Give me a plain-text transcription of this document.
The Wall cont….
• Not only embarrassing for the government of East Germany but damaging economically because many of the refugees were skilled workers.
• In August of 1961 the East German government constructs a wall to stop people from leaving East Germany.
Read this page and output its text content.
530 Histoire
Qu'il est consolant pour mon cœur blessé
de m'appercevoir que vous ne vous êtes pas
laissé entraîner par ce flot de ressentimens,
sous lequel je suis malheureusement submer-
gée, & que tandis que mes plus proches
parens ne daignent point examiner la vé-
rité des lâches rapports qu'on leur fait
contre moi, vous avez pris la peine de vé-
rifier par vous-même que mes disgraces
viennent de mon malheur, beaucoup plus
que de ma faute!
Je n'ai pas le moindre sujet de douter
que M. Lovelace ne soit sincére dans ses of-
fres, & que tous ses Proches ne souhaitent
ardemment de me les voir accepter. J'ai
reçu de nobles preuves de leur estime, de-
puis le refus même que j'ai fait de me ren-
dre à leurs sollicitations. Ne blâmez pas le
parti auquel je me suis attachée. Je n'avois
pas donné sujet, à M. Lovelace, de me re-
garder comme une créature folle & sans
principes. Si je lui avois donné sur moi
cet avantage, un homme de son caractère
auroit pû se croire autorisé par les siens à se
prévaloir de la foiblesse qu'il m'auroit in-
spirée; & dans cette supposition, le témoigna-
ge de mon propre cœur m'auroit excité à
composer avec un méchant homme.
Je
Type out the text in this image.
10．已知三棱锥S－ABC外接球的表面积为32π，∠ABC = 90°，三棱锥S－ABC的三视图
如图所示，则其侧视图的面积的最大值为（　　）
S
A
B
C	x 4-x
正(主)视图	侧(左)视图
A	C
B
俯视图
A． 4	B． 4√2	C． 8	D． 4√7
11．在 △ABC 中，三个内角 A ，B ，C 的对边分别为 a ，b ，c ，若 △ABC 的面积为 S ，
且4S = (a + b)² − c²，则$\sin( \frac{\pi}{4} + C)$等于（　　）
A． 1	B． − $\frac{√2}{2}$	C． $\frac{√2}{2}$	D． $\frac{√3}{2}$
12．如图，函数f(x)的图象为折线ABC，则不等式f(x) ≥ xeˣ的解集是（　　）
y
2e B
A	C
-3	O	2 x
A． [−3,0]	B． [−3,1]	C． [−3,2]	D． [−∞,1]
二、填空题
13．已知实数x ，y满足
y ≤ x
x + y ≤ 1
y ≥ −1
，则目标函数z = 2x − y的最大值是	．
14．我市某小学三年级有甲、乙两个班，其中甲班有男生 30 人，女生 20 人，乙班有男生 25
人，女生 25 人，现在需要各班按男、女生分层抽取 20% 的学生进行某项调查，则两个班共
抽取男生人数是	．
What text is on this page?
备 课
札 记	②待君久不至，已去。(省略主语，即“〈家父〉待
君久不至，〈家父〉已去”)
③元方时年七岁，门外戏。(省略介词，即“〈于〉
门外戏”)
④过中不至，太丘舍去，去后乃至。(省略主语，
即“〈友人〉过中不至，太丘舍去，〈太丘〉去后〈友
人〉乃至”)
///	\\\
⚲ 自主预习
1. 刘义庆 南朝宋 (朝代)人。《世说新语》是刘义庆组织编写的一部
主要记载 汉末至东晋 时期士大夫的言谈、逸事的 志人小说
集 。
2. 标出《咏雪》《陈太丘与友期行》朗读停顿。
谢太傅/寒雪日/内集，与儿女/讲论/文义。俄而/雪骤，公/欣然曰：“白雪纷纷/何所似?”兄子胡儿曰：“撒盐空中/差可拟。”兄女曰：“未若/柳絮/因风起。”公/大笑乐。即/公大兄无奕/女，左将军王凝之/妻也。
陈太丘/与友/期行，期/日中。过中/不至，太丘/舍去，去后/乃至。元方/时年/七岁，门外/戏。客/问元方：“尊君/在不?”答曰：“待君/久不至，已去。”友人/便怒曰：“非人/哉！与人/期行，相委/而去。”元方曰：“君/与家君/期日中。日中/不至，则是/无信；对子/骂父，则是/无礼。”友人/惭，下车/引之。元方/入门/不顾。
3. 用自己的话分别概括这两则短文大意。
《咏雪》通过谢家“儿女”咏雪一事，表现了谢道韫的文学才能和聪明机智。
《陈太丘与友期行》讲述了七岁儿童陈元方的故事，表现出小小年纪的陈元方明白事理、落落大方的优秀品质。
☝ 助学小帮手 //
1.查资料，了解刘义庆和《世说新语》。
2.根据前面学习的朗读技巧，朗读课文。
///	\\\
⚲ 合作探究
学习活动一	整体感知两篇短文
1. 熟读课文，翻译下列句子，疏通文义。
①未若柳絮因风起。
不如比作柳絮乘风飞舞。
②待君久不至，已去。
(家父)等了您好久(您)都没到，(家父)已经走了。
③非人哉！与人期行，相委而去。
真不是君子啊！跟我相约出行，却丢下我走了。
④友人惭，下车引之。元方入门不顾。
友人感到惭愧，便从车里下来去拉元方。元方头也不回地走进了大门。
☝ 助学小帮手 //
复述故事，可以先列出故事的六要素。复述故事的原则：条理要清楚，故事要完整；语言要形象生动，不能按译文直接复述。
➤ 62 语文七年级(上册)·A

::::

Task instructions:
Determine how many lines of the records above contain the word "page", and report only that number.

Right answer:
2